### Data for processing
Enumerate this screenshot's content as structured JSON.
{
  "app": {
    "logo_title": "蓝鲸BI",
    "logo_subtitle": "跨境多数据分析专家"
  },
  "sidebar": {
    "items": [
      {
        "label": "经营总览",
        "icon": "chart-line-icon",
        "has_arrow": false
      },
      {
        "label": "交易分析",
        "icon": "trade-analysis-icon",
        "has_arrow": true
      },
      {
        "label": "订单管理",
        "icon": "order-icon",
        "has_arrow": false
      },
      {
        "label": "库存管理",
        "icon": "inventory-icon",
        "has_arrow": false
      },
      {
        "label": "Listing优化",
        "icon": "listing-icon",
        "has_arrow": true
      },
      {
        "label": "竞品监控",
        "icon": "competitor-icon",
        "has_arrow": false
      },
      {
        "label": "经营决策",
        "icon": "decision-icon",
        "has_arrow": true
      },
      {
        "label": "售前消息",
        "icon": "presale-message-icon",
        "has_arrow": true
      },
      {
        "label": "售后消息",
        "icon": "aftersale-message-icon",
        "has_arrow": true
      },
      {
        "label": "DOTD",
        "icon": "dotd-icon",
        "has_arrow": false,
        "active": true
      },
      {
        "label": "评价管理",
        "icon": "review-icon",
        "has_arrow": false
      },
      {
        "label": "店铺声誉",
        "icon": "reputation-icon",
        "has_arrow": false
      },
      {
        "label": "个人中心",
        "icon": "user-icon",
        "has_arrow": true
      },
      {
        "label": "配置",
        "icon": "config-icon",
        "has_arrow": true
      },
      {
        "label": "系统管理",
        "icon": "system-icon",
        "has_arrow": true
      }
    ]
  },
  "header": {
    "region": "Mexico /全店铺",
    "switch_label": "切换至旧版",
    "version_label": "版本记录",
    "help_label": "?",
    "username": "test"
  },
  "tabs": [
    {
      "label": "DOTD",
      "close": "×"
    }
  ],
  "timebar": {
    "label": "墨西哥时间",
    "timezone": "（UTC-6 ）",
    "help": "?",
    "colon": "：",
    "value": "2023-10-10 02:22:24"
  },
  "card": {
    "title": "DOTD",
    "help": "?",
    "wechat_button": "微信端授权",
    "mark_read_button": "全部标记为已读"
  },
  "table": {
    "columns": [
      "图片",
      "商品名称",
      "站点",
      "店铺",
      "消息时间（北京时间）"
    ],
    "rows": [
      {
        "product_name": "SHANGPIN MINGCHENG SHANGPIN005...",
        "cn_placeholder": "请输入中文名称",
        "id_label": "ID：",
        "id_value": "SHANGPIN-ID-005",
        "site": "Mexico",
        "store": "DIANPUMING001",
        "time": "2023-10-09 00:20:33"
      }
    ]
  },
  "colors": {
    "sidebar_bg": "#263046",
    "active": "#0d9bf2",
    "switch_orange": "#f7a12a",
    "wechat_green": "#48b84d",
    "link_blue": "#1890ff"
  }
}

### Task instructions
Repeat every line of the data, exactly and in full.

### Final answer
Enumerate this screenshot's content as structured JSON.
{
  "app": {
    "logo_title": "蓝鲸BI",
    "logo_subtitle": "跨境多数据分析专家"
  },
  "sidebar": {
    "items": [
      {
        "label": "经营总览",
        "icon": "chart-line-icon",
        "has_arrow": false
      },
      {
        "label": "交易分析",
        "icon": "trade-analysis-icon",
        "has_arrow": true
      },
      {
        "label": "订单管理",
        "icon": "order-icon",
        "has_arrow": false
      },
      {
        "label": "库存管理",
        "icon": "inventory-icon",
        "has_arrow": false
      },
      {
        "label": "Listing优化",
        "icon": "listing-icon",
        "has_arrow": true
      },
      {
        "label": "竞品监控",
        "icon": "competitor-icon",
        "has_arrow": false
      },
      {
        "label": "经营决策",
        "icon": "decision-icon",
        "has_arrow": true
      },
      {
        "label": "售前消息",
        "icon": "presale-message-icon",
        "has_arrow": true
      },
      {
        "label": "售后消息",
        "icon": "aftersale-message-icon",
        "has_arrow": true
      },
      {
        "label": "DOTD",
        "icon": "dotd-icon",
        "has_arrow": false,
        "active": true
      },
      {
        "label": "评价管理",
        "icon": "review-icon",
        "has_arrow": false
      },
      {
        "label": "店铺声誉",
        "icon": "reputation-icon",
        "has_arrow": false
      },
      {
        "label": "个人中心",
        "icon": "user-icon",
        "has_arrow": true
      },
      {
        "label": "配置",
        "icon": "config-icon",
        "has_arrow": true
      },
      {
        "label": "系统管理",
        "icon": "system-icon",
        "has_arrow": true
      }
    ]
  },
  "header": {
    "region": "Mexico /全店铺",
    "switch_label": "切换至旧版",
    "version_label": "版本记录",
    "help_label": "?",
    "username": "test"
  },
  "tabs": [
    {
      "label": "DOTD",
      "close": "×"
    }
  ],
  "timebar": {
    "label": "墨西哥时间",
    "timezone": "（UTC-6 ）",
    "help": "?",
    "colon": "：",
    "value": "2023-10-10 02:22:24"
  },
  "card": {
    "title": "DOTD",
    "help": "?",
    "wechat_button": "微信端授权",
    "mark_read_button": "全部标记为已读"
  },
  "table": {
    "columns": [
      "图片",
      "商品名称",
      "站点",
      "店铺",
      "消息时间（北京时间）"
    ],
    "rows": [
      {
        "product_name": "SHANGPIN MINGCHENG SHANGPIN005...",
        "cn_placeholder": "请输入中文名称",
        "id_label": "ID：",
        "id_value": "SHANGPIN-ID-005",
        "site": "Mexico",
        "store": "DIANPUMING001",
        "time": "2023-10-09 00:20:33"
      }
    ]
  },
  "colors": {
    "sidebar_bg": "#263046",
    "active": "#0d9bf2",
    "switch_orange": "#f7a12a",
    "wechat_green": "#48b84d",
    "link_blue": "#1890ff"
  }
}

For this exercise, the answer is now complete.